-- START OF Given data --

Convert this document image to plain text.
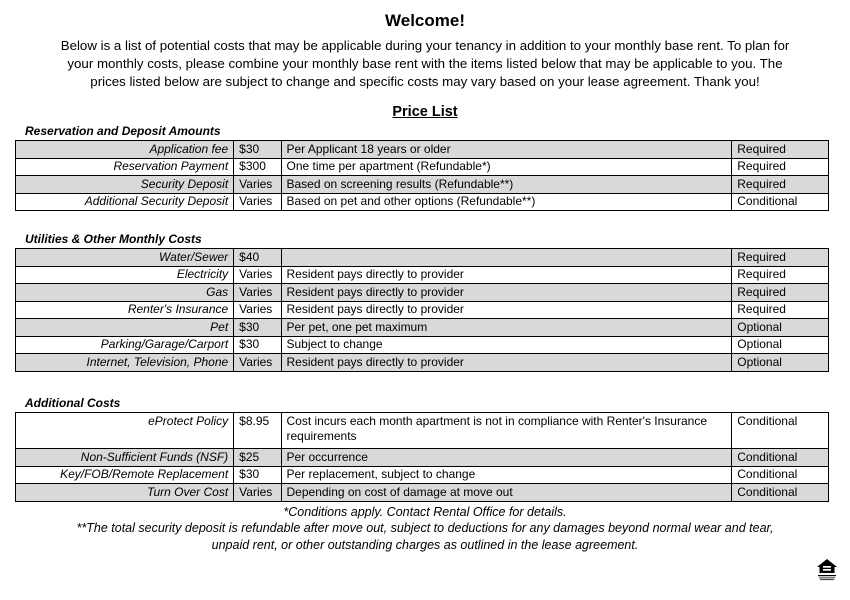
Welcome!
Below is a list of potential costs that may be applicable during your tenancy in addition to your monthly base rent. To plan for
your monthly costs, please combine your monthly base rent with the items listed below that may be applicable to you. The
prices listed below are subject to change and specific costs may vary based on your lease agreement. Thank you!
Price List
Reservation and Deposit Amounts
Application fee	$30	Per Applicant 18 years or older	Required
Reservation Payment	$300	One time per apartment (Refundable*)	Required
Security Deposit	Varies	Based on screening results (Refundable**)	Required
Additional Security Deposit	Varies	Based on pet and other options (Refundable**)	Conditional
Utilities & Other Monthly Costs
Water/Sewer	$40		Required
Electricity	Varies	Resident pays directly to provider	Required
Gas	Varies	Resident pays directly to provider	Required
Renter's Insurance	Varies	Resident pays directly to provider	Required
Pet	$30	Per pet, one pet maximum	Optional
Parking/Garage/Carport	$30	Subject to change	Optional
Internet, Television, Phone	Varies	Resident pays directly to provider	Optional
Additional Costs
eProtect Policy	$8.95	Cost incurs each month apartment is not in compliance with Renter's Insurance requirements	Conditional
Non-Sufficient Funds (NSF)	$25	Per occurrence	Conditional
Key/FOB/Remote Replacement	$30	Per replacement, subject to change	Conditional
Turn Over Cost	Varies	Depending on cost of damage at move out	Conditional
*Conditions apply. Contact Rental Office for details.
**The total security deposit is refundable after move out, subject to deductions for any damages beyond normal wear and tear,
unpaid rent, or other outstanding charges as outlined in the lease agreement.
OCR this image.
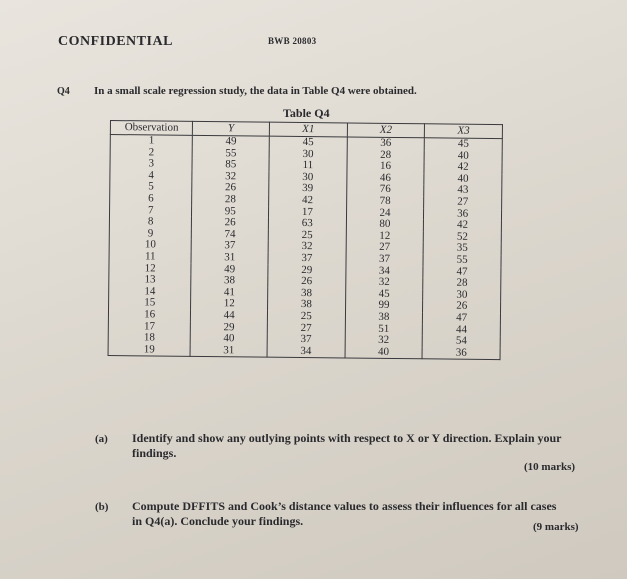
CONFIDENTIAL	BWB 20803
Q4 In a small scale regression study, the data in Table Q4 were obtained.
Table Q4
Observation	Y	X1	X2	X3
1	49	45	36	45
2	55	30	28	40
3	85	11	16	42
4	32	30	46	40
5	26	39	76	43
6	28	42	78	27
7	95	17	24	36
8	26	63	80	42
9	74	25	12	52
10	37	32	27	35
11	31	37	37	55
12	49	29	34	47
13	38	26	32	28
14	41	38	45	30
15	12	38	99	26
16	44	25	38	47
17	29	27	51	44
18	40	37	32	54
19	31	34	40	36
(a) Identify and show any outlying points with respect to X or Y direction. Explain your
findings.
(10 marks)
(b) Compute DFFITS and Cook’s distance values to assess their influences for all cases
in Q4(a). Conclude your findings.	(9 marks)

-- END OF Given data --

• Prompt: Repeat the records in full, exactly as they appear, without the pictures.

• Exercise output:
Convert this document image to plain text.
Welcome!
Below is a list of potential costs that may be applicable during your tenancy in addition to your monthly base rent. To plan for
your monthly costs, please combine your monthly base rent with the items listed below that may be applicable to you. The
prices listed below are subject to change and specific costs may vary based on your lease agreement. Thank you!
Price List
Reservation and Deposit Amounts
Application fee	$30	Per Applicant 18 years or older	Required
Reservation Payment	$300	One time per apartment (Refundable*)	Required
Security Deposit	Varies	Based on screening results (Refundable**)	Required
Additional Security Deposit	Varies	Based on pet and other options (Refundable**)	Conditional
Utilities & Other Monthly Costs
Water/Sewer	$40		Required
Electricity	Varies	Resident pays directly to provider	Required
Gas	Varies	Resident pays directly to provider	Required
Renter's Insurance	Varies	Resident pays directly to provider	Required
Pet	$30	Per pet, one pet maximum	Optional
Parking/Garage/Carport	$30	Subject to change	Optional
Internet, Television, Phone	Varies	Resident pays directly to provider	Optional
Additional Costs
eProtect Policy	$8.95	Cost incurs each month apartment is not in compliance with Renter's Insurance requirements	Conditional
Non-Sufficient Funds (NSF)	$25	Per occurrence	Conditional
Key/FOB/Remote Replacement	$30	Per replacement, subject to change	Conditional
Turn Over Cost	Varies	Depending on cost of damage at move out	Conditional
*Conditions apply. Contact Rental Office for details.
**The total security deposit is refundable after move out, subject to deductions for any damages beyond normal wear and tear,
unpaid rent, or other outstanding charges as outlined in the lease agreement.
OCR this image.
CONFIDENTIAL	BWB 20803
Q4 In a small scale regression study, the data in Table Q4 were obtained.
Table Q4
Observation	Y	X1	X2	X3
1	49	45	36	45
2	55	30	28	40
3	85	11	16	42
4	32	30	46	40
5	26	39	76	43
6	28	42	78	27
7	95	17	24	36
8	26	63	80	42
9	74	25	12	52
10	37	32	27	35
11	31	37	37	55
12	49	29	34	47
13	38	26	32	28
14	41	38	45	30
15	12	38	99	26
16	44	25	38	47
17	29	27	51	44
18	40	37	32	54
19	31	34	40	36
(a) Identify and show any outlying points with respect to X or Y direction. Explain your
findings.
(10 marks)
(b) Compute DFFITS and Cook’s distance values to assess their influences for all cases
in Q4(a). Conclude your findings.	(9 marks)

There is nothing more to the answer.